-- Given exercise --
Check every line of the entries that follow, and copy the ones containing "this".

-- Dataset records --
----------------------------------------

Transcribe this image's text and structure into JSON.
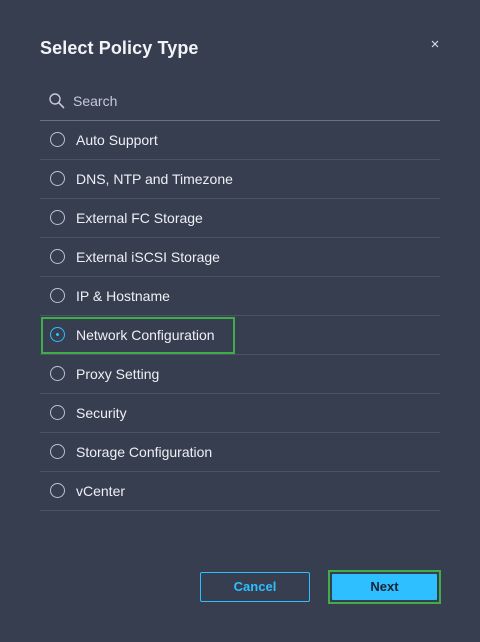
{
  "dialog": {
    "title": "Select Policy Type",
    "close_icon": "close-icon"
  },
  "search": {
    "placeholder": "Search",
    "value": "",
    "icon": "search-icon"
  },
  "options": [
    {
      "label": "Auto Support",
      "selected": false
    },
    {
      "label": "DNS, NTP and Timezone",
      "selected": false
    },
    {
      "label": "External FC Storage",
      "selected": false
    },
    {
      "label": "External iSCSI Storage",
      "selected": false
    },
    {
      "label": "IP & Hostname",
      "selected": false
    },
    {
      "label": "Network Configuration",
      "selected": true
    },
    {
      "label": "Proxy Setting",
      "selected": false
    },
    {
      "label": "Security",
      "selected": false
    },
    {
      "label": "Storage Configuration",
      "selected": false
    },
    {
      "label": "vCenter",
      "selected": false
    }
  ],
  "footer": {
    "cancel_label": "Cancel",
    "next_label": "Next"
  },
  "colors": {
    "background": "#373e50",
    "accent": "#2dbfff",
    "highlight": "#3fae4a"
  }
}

----------------------------------------

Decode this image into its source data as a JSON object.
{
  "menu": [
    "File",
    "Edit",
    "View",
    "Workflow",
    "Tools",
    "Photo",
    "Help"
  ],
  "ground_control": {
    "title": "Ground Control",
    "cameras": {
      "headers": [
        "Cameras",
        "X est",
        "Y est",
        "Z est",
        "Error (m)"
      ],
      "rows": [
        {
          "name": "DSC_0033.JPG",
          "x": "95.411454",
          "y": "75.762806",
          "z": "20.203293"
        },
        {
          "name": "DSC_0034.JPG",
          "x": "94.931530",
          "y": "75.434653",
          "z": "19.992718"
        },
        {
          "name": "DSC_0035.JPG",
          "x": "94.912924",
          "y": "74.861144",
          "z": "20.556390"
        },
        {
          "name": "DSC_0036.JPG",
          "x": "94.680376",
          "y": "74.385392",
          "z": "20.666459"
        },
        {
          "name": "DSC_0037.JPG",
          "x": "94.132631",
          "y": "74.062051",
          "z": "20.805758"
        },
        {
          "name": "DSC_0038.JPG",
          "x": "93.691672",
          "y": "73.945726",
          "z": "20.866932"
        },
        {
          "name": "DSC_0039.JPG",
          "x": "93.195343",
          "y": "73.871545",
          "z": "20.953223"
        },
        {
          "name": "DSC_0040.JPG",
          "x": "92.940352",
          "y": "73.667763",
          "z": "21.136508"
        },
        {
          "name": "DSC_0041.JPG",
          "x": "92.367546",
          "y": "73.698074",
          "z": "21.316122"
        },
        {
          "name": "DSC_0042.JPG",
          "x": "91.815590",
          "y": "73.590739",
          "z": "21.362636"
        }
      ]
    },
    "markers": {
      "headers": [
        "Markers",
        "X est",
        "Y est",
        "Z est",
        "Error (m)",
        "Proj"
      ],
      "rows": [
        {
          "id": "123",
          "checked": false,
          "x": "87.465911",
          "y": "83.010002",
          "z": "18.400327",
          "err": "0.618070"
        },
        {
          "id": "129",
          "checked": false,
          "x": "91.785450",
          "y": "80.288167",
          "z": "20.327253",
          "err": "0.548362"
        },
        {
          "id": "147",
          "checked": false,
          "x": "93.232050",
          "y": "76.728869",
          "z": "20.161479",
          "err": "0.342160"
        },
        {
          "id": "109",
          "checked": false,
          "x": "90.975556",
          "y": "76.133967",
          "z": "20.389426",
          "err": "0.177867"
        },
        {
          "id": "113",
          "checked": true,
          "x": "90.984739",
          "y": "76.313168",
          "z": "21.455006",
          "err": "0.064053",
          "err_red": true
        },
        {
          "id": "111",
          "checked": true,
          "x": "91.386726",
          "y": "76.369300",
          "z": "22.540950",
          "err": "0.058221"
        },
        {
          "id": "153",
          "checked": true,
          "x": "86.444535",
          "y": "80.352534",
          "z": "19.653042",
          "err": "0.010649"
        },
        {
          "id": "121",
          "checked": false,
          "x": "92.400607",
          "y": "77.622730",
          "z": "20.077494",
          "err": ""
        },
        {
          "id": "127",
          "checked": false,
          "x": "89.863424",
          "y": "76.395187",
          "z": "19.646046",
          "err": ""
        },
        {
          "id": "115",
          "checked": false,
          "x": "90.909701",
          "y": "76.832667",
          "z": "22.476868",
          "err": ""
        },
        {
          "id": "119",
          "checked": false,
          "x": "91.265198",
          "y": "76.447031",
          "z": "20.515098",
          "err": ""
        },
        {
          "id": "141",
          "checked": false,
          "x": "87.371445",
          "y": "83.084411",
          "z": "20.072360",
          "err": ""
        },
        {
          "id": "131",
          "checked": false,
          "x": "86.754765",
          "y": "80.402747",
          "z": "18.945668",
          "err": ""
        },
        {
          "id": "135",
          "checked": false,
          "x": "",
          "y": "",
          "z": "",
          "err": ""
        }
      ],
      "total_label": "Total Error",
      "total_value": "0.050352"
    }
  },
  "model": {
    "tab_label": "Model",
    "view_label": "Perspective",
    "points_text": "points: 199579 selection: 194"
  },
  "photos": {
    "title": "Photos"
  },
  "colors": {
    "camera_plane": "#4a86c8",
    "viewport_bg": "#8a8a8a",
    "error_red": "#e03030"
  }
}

----------------------------------------

-- Answer to the exercise --
Transcribe this image's text and structure into JSON.
Decode this image into its source data as a JSON object.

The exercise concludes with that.